### SUPPLIED ENTRIES
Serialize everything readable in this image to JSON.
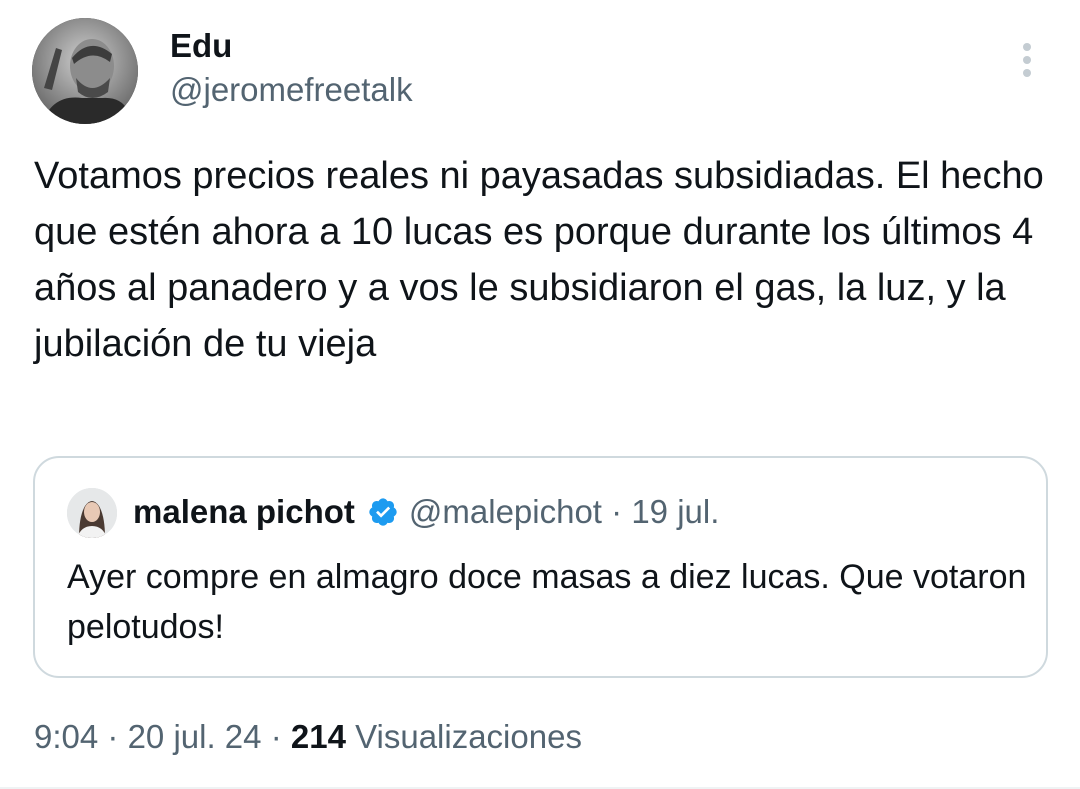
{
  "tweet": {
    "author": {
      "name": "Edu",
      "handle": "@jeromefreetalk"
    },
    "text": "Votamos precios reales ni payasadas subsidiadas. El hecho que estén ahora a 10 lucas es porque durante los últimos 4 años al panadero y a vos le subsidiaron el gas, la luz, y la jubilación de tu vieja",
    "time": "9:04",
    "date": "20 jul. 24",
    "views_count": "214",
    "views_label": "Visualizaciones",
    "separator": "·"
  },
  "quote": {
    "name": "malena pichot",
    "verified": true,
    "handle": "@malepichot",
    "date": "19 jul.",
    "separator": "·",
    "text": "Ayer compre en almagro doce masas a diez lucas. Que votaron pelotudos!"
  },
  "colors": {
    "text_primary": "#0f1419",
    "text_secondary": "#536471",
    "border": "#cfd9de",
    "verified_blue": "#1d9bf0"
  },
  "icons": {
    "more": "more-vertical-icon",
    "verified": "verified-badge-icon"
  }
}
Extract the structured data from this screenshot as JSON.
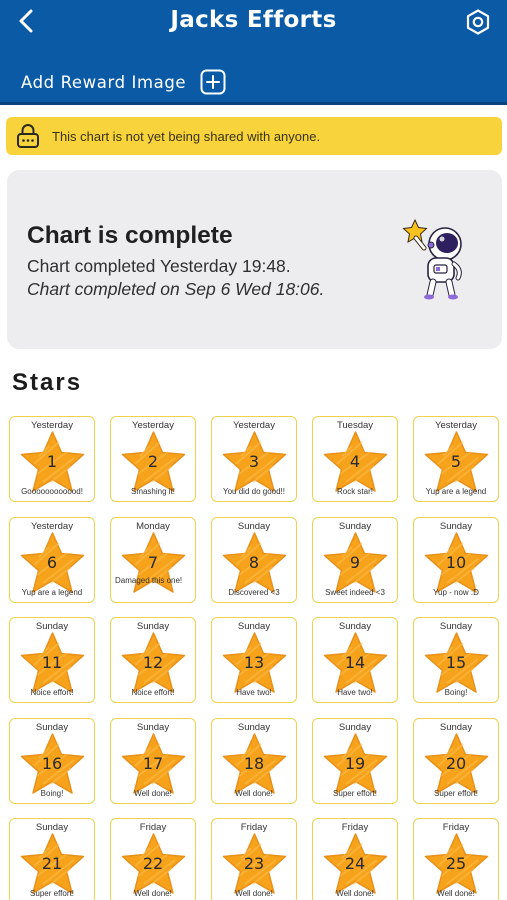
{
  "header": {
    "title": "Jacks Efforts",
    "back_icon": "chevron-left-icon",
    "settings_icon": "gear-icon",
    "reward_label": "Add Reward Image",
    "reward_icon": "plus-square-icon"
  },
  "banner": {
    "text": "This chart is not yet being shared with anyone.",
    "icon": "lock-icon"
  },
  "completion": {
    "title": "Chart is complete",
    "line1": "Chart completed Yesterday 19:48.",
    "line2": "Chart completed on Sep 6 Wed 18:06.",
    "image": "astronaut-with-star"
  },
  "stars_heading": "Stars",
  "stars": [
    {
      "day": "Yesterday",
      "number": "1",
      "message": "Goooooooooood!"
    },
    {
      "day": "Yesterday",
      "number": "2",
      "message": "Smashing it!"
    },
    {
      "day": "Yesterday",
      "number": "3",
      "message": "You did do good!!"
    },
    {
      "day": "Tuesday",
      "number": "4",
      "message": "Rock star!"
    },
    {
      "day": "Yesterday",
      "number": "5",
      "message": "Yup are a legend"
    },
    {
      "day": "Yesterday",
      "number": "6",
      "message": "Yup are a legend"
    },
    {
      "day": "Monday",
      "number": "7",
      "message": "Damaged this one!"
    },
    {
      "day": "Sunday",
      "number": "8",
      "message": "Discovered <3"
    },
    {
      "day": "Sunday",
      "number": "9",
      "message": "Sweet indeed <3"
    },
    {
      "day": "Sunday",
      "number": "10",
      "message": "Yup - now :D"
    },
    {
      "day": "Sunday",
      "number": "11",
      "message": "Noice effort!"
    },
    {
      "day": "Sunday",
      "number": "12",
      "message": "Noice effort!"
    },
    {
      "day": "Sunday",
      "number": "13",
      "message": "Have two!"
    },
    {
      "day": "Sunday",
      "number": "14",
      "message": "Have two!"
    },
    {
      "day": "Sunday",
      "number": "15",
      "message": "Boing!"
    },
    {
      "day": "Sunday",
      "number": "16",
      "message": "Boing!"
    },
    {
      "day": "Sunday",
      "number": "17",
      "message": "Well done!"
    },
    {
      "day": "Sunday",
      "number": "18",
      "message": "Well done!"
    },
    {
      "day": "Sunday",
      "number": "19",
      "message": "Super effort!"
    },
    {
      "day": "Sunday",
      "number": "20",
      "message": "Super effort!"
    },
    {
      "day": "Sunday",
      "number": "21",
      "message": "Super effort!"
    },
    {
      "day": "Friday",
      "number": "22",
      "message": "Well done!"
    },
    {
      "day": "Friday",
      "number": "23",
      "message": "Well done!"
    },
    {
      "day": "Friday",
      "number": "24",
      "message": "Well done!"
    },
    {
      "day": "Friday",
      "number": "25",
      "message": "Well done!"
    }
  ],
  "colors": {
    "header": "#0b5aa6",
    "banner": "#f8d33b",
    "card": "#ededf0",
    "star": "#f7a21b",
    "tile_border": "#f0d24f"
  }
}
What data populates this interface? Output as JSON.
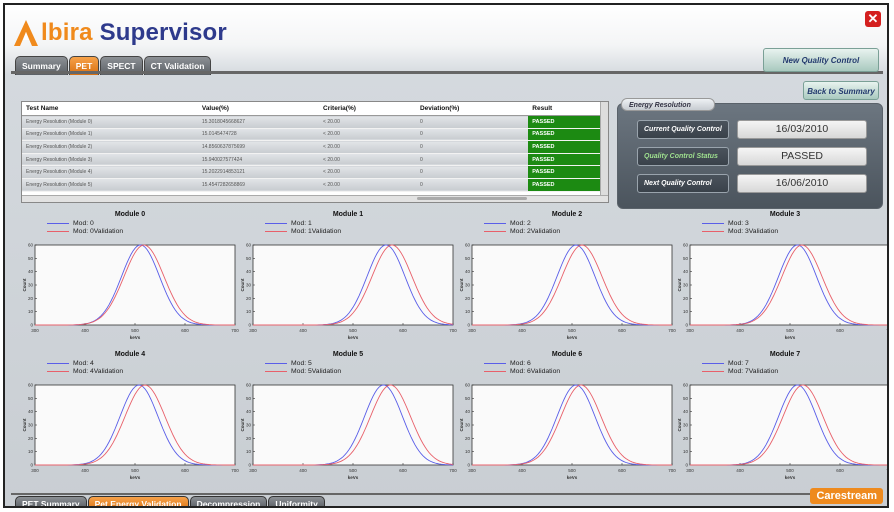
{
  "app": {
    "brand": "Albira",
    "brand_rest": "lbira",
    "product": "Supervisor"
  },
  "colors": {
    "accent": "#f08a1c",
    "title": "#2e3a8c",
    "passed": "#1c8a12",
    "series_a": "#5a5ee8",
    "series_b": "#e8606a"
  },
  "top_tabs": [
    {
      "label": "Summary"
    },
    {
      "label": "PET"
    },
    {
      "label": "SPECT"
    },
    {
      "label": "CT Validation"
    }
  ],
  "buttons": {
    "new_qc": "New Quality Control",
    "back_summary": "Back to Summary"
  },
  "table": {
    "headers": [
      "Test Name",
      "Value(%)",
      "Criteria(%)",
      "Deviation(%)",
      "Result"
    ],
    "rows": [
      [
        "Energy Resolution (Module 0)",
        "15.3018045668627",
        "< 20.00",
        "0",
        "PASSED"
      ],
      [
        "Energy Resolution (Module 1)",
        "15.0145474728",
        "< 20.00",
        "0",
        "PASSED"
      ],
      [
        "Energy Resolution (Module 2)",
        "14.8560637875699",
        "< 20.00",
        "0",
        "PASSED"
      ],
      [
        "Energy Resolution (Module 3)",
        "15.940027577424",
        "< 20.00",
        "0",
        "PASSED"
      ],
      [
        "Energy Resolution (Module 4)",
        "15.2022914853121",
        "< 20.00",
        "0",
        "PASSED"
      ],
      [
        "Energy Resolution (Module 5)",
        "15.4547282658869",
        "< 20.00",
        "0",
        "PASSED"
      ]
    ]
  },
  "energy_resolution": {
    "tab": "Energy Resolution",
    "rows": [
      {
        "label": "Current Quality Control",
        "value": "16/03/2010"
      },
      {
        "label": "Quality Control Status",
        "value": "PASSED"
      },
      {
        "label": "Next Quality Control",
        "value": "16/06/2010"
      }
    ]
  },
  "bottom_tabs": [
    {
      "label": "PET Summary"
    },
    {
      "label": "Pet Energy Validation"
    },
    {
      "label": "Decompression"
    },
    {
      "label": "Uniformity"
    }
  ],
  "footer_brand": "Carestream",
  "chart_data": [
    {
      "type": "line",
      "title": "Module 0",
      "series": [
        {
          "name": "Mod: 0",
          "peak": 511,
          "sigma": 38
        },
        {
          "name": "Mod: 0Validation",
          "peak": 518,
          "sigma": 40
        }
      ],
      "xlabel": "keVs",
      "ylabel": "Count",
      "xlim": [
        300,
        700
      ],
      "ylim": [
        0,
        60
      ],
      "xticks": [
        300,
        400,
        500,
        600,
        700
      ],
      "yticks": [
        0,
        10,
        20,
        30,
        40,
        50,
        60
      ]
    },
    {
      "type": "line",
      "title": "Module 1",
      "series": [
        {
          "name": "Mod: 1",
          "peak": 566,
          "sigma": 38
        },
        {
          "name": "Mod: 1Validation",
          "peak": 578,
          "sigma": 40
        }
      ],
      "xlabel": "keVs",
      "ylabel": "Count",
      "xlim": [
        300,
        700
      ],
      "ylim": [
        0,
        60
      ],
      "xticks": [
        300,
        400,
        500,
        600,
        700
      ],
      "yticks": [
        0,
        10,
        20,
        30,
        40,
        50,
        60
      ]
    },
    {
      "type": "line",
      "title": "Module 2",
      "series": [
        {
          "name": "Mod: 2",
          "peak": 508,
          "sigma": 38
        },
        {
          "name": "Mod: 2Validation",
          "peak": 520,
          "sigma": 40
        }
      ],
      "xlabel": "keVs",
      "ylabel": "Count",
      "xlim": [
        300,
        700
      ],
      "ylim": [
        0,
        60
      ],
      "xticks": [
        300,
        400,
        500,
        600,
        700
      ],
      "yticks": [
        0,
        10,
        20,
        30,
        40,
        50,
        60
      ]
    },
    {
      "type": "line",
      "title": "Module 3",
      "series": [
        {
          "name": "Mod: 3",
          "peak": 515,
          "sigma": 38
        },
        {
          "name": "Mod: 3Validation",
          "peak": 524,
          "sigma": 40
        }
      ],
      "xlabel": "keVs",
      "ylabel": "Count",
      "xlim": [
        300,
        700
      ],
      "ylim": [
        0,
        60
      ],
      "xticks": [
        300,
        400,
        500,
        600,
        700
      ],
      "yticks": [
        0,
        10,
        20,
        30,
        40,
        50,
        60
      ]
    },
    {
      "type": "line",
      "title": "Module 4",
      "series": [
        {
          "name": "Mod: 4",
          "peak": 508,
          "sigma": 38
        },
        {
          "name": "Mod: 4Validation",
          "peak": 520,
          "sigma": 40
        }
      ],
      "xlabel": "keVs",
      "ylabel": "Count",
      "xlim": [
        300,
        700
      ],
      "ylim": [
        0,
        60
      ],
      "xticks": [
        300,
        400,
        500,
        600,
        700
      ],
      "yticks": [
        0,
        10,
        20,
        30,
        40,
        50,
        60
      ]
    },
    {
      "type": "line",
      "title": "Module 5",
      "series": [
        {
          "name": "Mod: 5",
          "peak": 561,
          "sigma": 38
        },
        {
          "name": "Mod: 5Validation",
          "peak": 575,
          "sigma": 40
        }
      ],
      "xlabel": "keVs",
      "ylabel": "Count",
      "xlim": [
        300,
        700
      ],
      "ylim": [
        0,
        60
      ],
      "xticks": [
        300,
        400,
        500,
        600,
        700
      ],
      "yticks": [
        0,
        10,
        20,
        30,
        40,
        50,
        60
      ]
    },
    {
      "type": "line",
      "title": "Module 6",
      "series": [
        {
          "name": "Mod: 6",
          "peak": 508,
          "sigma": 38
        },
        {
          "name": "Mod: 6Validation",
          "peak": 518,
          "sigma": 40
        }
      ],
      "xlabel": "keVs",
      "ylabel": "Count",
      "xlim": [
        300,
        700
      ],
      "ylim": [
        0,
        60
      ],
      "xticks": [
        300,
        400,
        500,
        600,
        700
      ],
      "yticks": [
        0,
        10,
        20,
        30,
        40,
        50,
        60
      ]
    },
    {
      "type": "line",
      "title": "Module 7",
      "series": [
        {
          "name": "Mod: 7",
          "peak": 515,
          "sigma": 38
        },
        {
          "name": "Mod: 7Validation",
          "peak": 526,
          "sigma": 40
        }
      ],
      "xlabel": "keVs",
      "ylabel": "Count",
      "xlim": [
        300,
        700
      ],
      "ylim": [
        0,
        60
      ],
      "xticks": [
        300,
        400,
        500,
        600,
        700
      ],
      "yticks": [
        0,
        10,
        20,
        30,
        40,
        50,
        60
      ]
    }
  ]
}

### TASK
Of all the lines above, how many contain "with"? Give the number and nothing more.

### ANSWER
2